Selected passage
◇ ◇ ◇

When a motorist attempts to operate a vehicle while under the intoxicating effects of either alcohol or drugs, they might not be fit to do so. Inebriation can slow a person’s reactions, make them sluggish and even impair their decision-making ability. This is why Pennsylvania and other U.S. states charge intoxicated drivers with driving under the influence (DUI), because they’re a danger to themselves and others on the road.
It’s one thing to face DUI charges, but what if an officer cites you after your intoxicated driving led you to collide with another vehicle? Per state law, you could face enhanced penalties for causing damage due to your DUI.
Damage to vehicle or other property
According to Pennsylvania law, any individual who violates the state’s DUI laws and causes an accident resulting in damage to a vehicle or other property commits a misdemeanor. For a conviction of DUI while causing vehicular or property damage, a person faces up to six months of jail time plus a $300 fine (if it’s their first DUI offense). This is the same penalty for a conviction for a regular DUI.
However, if the person had two prior DUI offenses, a DUI while causing vehicular/property damage is instead a misdemeanor of the first degree. The offense is punishable by up to five years of imprisonment and $10,000 in fines on conviction.
By comparison, a person charged with regular DUI with two prior offenses commits a misdemeanor of the second degree, which is a lower criminal grade than a first-degree misdemeanor.
Because the enhanced penalties for a DUI with property damage trigger when the offender has at least two prior offenses, the driver can potentially serve consecutive sentences if their violations occur one after the other.
In summary, causing damage while driving under the influence can lead to enhanced penalties – but these penalties are more apparent when the offender has two or more prior convictions. If you caused damage with your latest DUI and you have a record of drunk driving, consider consulting a legal professional. You’ll want to plan your defense in court unless you plan to serve consecutive sentences.

◇ ◇ ◇

Data
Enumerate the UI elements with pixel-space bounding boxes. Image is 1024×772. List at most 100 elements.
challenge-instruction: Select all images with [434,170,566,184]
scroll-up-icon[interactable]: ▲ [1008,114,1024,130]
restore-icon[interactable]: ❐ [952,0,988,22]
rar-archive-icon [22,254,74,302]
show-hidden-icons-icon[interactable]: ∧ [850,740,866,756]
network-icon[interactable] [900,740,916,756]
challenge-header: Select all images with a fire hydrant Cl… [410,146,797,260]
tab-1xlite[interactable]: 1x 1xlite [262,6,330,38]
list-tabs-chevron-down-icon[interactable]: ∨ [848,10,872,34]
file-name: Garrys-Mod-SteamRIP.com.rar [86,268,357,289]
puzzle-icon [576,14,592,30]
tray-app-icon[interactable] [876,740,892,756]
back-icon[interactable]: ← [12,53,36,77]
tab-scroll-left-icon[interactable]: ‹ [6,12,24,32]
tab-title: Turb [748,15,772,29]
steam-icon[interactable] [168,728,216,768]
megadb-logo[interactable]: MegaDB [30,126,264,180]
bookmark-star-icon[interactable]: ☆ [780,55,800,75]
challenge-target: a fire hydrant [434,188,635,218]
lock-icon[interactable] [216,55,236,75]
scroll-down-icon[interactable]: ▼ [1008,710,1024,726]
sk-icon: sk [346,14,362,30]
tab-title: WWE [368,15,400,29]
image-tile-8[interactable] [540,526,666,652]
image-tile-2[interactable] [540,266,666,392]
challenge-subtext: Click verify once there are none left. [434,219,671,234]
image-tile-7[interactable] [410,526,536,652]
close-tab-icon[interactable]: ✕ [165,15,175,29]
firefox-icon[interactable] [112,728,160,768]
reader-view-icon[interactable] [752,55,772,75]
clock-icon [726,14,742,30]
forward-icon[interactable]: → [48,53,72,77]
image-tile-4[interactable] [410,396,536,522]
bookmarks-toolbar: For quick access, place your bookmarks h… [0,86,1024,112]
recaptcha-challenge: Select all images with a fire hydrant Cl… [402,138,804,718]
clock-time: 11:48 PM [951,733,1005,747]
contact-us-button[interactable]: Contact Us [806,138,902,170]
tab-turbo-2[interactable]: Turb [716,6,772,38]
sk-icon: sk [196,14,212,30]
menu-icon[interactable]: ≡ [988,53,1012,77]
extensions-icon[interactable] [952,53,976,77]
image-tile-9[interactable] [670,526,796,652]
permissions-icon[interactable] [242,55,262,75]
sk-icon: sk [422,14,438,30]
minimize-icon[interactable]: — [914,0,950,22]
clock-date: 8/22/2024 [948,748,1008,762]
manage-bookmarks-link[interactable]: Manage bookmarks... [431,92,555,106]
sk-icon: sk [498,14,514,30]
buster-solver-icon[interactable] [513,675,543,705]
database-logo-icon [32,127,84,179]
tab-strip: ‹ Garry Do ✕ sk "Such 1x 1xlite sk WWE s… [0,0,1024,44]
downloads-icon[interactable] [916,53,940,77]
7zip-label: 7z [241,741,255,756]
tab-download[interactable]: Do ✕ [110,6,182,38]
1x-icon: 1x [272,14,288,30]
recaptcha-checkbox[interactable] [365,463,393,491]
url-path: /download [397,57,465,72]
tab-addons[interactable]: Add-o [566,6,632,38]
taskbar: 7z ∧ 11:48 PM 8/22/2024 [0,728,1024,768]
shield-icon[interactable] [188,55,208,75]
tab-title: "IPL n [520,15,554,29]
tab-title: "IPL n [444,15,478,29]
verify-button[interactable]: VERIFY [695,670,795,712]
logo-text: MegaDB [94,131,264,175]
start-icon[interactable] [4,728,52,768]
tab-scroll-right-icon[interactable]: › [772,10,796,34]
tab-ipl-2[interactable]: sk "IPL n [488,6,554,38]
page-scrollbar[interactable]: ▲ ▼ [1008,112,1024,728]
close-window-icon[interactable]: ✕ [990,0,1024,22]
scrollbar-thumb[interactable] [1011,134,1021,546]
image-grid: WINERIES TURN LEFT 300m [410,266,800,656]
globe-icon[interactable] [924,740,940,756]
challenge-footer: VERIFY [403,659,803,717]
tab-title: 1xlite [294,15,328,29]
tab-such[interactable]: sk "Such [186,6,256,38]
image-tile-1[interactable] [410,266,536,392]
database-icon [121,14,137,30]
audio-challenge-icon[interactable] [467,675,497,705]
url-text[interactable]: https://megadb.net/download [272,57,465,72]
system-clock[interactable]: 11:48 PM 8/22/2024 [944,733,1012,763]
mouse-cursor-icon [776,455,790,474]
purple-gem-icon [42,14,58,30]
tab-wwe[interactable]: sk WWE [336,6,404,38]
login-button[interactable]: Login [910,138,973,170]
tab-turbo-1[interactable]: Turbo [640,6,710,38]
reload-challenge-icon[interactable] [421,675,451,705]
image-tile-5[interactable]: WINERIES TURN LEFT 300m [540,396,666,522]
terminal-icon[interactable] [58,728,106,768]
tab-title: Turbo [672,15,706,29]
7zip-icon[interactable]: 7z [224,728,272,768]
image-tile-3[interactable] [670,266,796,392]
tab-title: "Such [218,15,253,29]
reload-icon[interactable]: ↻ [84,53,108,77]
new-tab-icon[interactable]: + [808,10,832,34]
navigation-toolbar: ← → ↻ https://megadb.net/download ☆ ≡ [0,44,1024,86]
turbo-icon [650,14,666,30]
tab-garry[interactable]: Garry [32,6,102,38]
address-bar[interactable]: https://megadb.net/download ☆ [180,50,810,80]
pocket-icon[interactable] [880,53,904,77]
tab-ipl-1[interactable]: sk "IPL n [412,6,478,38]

◇ ◇ ◇

Required action 1
Answer these questions about the text on DUI with property damage.
(a) What penalty does a first-time offender face for a DUI that causes vehicular or property damage?
(b) What grade of misdemeanor is a DUI causing property damage when the person has two prior DUI offenses?
(c) What grade of misdemeanor is a regular DUI with two prior offenses?
Required action 2
Reproduce word for word the part of the text on DUI with property damage that opens with the words containing "Damage to vehicle" and closes with "a first-degree misdemeanor.".
The records were taken from a different source than the text.

Expected output 1
(a) Up to six months of jail time plus a $300 fine.
(b) A misdemeanor of the first degree.
(c) A misdemeanor of the second degree.

Expected output 2
Damage to vehicle or other property
According to Pennsylvania law, any individual who violates the state’s DUI laws and causes an accident resulting in damage to a vehicle or other property commits a misdemeanor. For a conviction of DUI while causing vehicular or property damage, a person faces up to six months of jail time plus a $300 fine (if it’s their first DUI offense). This is the same penalty for a conviction for a regular DUI.
However, if the person had two prior DUI offenses, a DUI while causing vehicular/property damage is instead a misdemeanor of the first degree. The offense is punishable by up to five years of imprisonment and $10,000 in fines on conviction.
By comparison, a person charged with regular DUI with two prior offenses commits a misdemeanor of the second degree, which is a lower criminal grade than a first-degree misdemeanor.